## REQUIRED WORK
Identify all lines below that hold "Churchill" and collect them.

## EXTRACTED INFORMATION
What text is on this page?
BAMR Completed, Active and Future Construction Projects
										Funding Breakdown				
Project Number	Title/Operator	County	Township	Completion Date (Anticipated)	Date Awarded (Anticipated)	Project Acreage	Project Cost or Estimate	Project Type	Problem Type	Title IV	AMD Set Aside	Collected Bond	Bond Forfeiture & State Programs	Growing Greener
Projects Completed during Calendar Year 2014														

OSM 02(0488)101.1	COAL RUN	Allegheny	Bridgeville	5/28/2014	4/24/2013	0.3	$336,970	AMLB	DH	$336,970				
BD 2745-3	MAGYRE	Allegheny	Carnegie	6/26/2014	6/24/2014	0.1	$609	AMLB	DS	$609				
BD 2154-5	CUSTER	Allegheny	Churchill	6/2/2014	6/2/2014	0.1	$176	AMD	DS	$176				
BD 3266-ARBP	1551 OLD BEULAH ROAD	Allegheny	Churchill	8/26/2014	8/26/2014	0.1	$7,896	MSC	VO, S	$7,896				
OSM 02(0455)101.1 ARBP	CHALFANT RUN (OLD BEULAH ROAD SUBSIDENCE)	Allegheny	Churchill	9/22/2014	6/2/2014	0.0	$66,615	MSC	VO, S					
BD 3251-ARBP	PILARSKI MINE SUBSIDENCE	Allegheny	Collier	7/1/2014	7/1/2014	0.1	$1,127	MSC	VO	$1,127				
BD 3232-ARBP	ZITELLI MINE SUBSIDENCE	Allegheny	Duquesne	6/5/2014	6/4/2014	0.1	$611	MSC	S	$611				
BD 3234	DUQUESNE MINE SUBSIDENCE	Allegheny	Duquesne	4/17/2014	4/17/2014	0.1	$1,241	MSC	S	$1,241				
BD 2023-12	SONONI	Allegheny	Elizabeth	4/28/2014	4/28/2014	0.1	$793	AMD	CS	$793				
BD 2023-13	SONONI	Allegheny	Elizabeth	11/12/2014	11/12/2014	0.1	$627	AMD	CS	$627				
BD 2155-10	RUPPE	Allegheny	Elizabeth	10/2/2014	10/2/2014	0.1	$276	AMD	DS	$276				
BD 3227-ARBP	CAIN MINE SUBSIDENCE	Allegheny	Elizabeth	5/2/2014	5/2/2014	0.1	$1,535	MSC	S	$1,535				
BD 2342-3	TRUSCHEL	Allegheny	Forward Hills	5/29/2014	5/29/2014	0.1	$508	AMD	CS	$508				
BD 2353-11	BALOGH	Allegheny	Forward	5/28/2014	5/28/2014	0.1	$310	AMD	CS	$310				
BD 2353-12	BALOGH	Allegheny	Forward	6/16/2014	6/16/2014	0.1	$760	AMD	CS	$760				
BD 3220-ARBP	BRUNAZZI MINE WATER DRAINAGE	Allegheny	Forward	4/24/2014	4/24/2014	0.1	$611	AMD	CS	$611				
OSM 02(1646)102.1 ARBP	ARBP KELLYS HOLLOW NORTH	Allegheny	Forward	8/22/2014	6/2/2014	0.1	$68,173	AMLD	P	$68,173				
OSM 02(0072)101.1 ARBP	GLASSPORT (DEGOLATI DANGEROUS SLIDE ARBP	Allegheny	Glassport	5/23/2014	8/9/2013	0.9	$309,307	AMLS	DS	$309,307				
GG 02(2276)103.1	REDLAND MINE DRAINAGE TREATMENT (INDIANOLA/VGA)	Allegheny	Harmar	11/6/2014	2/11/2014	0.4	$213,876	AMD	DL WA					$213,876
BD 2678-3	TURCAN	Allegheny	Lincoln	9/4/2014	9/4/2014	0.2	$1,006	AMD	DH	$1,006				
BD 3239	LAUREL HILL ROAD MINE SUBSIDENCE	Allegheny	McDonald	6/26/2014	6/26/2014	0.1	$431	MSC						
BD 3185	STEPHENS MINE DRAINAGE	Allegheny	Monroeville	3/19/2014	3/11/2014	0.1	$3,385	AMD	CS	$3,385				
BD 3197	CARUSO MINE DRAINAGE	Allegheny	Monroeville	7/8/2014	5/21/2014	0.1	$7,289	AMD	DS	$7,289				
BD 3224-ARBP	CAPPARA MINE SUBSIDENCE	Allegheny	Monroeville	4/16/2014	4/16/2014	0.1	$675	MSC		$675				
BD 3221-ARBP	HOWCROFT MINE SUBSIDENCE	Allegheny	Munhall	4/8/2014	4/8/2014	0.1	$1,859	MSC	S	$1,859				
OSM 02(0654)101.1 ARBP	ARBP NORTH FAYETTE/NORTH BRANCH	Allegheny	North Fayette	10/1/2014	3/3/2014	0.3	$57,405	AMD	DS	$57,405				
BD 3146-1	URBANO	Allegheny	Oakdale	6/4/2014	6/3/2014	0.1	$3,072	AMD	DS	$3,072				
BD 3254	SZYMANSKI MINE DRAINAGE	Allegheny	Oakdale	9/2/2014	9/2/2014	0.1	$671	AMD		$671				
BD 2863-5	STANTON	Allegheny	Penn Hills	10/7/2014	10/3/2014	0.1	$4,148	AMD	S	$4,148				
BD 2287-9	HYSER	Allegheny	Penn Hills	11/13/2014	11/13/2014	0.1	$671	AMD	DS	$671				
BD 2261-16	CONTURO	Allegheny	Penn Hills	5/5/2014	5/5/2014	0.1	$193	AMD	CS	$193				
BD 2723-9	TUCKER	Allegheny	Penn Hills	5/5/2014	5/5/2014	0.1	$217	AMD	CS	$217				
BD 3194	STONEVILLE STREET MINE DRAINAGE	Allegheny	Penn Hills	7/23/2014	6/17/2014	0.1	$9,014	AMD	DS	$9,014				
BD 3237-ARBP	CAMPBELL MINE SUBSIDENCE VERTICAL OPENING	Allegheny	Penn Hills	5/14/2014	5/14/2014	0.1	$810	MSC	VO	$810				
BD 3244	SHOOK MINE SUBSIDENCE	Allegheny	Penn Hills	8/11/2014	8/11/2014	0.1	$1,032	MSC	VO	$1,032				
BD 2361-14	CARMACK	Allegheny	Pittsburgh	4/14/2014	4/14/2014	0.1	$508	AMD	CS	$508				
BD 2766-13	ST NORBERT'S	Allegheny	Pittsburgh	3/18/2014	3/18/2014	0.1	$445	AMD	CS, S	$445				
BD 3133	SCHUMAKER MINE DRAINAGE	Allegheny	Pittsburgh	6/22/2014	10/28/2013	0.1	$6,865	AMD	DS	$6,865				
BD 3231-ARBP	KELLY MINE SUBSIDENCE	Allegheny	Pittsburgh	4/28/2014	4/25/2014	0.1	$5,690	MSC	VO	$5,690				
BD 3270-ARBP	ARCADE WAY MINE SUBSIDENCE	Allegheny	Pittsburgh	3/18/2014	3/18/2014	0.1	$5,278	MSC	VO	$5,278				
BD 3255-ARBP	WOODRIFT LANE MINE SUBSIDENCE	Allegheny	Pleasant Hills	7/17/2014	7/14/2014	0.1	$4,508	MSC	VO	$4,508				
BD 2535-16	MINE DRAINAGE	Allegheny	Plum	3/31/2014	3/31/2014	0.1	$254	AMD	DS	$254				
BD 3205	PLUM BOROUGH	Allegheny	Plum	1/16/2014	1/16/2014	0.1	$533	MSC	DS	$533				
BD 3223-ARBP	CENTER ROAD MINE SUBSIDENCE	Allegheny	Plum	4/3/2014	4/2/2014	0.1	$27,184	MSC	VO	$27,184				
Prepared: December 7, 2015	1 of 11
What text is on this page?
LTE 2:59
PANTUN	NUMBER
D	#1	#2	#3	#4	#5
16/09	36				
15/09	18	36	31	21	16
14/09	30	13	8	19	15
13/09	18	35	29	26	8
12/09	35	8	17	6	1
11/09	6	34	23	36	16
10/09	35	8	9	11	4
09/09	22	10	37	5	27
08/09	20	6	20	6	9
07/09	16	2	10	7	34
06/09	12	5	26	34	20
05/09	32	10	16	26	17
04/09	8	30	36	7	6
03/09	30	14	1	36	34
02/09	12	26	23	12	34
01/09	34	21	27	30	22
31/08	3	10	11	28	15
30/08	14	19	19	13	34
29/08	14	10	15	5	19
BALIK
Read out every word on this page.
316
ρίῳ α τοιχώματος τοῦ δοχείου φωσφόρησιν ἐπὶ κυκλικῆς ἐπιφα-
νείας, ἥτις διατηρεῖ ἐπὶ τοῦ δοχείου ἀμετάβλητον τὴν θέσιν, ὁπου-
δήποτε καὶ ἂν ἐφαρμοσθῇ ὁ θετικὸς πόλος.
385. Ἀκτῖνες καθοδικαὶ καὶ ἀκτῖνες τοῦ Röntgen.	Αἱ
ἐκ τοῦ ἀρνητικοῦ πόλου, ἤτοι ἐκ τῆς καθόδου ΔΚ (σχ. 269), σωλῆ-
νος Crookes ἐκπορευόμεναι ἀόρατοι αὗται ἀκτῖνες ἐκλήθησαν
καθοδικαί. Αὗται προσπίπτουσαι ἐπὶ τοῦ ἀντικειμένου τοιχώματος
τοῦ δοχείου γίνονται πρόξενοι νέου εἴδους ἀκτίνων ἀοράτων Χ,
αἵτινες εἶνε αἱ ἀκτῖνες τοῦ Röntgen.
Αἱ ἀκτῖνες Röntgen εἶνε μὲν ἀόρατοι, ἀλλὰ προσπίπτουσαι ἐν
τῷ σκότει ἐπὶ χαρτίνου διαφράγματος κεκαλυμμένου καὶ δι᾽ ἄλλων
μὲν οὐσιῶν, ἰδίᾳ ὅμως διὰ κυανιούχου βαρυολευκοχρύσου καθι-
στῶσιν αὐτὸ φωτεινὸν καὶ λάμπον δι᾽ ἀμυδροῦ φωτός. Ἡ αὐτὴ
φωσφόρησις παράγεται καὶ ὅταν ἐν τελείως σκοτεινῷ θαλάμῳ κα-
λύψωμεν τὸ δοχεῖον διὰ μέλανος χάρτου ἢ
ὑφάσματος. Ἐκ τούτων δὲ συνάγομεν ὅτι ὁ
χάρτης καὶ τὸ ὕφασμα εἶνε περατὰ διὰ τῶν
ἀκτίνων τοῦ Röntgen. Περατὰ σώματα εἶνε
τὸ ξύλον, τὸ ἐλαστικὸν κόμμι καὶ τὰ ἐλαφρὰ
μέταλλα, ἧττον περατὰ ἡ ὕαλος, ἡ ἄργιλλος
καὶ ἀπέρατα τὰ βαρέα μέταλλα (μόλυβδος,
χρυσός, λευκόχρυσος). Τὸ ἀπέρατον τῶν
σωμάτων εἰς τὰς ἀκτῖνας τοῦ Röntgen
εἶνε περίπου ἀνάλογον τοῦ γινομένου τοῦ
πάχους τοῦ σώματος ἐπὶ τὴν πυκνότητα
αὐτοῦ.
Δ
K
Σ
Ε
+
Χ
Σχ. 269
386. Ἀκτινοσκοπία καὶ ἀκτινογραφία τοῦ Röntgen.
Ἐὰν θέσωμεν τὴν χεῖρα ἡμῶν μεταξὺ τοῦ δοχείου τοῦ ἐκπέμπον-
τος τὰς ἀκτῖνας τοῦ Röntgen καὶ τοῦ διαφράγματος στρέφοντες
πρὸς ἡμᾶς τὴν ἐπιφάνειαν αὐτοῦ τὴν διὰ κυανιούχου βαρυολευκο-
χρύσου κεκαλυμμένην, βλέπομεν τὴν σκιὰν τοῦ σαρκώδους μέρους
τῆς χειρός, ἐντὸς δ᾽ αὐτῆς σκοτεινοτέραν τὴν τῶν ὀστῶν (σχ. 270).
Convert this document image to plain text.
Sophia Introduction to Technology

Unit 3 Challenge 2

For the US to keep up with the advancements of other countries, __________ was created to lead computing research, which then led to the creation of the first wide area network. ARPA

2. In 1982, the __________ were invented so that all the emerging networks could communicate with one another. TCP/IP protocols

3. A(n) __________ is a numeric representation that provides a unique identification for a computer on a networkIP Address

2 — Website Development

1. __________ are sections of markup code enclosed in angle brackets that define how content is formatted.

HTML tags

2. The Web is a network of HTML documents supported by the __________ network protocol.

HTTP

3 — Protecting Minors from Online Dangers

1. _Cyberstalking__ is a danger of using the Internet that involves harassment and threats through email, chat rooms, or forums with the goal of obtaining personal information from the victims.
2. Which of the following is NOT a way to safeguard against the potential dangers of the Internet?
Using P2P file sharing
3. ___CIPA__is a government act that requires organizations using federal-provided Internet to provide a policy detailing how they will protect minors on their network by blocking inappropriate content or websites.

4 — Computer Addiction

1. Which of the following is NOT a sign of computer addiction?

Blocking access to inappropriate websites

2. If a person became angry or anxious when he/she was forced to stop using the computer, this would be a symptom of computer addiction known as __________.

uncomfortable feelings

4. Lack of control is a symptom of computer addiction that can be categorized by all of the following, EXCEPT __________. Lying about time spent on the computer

## RESPONSE TO THIS EXERCISE
BD 2154-5	CUSTER	Allegheny	Churchill	6/2/2014	6/2/2014	0.1	$176	AMD	DS	$176				
BD 3266-ARBP	1551 OLD BEULAH ROAD	Allegheny	Churchill	8/26/2014	8/26/2014	0.1	$7,896	MSC	VO, S	$7,896				
OSM 02(0455)101.1 ARBP	CHALFANT RUN (OLD BEULAH ROAD SUBSIDENCE)	Allegheny	Churchill	9/22/2014	6/2/2014	0.0	$66,615	MSC	VO, S					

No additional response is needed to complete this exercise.